# Start of Data for processing

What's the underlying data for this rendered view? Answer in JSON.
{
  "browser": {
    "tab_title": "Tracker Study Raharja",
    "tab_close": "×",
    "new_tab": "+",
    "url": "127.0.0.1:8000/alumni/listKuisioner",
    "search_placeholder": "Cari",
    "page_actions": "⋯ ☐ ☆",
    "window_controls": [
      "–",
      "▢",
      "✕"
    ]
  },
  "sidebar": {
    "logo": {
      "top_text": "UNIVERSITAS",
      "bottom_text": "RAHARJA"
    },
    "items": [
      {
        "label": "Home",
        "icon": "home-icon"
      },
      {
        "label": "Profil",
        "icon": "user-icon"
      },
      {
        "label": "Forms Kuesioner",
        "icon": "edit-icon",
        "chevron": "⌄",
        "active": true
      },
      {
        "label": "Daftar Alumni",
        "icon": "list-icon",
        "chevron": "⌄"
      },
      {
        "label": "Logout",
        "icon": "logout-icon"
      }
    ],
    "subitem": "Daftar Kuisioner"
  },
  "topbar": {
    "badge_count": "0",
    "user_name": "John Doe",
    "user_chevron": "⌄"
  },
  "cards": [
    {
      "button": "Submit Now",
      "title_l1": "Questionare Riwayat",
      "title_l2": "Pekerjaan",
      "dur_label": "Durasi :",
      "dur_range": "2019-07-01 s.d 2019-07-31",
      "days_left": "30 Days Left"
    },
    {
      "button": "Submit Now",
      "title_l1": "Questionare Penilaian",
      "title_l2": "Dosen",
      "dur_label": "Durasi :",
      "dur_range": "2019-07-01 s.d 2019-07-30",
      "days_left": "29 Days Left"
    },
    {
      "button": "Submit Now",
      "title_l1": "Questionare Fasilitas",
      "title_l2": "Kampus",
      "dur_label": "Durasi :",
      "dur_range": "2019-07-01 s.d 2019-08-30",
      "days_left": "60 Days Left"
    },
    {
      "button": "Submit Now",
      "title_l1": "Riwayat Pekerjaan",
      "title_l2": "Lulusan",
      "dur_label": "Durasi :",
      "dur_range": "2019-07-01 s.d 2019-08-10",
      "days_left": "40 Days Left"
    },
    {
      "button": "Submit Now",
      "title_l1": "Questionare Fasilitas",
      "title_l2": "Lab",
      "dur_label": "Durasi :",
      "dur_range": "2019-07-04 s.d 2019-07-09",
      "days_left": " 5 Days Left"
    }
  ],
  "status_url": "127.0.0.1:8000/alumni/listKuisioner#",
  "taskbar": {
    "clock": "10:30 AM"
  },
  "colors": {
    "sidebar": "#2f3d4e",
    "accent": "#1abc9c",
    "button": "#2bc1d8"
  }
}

# End of Data for processing

Goal. All of the lines above need to be given again exactly.

Answer.
What's the underlying data for this rendered view? Answer in JSON.
{
  "browser": {
    "tab_title": "Tracker Study Raharja",
    "tab_close": "×",
    "new_tab": "+",
    "url": "127.0.0.1:8000/alumni/listKuisioner",
    "search_placeholder": "Cari",
    "page_actions": "⋯ ☐ ☆",
    "window_controls": [
      "–",
      "▢",
      "✕"
    ]
  },
  "sidebar": {
    "logo": {
      "top_text": "UNIVERSITAS",
      "bottom_text": "RAHARJA"
    },
    "items": [
      {
        "label": "Home",
        "icon": "home-icon"
      },
      {
        "label": "Profil",
        "icon": "user-icon"
      },
      {
        "label": "Forms Kuesioner",
        "icon": "edit-icon",
        "chevron": "⌄",
        "active": true
      },
      {
        "label": "Daftar Alumni",
        "icon": "list-icon",
        "chevron": "⌄"
      },
      {
        "label": "Logout",
        "icon": "logout-icon"
      }
    ],
    "subitem": "Daftar Kuisioner"
  },
  "topbar": {
    "badge_count": "0",
    "user_name": "John Doe",
    "user_chevron": "⌄"
  },
  "cards": [
    {
      "button": "Submit Now",
      "title_l1": "Questionare Riwayat",
      "title_l2": "Pekerjaan",
      "dur_label": "Durasi :",
      "dur_range": "2019-07-01 s.d 2019-07-31",
      "days_left": "30 Days Left"
    },
    {
      "button": "Submit Now",
      "title_l1": "Questionare Penilaian",
      "title_l2": "Dosen",
      "dur_label": "Durasi :",
      "dur_range": "2019-07-01 s.d 2019-07-30",
      "days_left": "29 Days Left"
    },
    {
      "button": "Submit Now",
      "title_l1": "Questionare Fasilitas",
      "title_l2": "Kampus",
      "dur_label": "Durasi :",
      "dur_range": "2019-07-01 s.d 2019-08-30",
      "days_left": "60 Days Left"
    },
    {
      "button": "Submit Now",
      "title_l1": "Riwayat Pekerjaan",
      "title_l2": "Lulusan",
      "dur_label": "Durasi :",
      "dur_range": "2019-07-01 s.d 2019-08-10",
      "days_left": "40 Days Left"
    },
    {
      "button": "Submit Now",
      "title_l1": "Questionare Fasilitas",
      "title_l2": "Lab",
      "dur_label": "Durasi :",
      "dur_range": "2019-07-04 s.d 2019-07-09",
      "days_left": " 5 Days Left"
    }
  ],
  "status_url": "127.0.0.1:8000/alumni/listKuisioner#",
  "taskbar": {
    "clock": "10:30 AM"
  },
  "colors": {
    "sidebar": "#2f3d4e",
    "accent": "#1abc9c",
    "button": "#2bc1d8"
  }
}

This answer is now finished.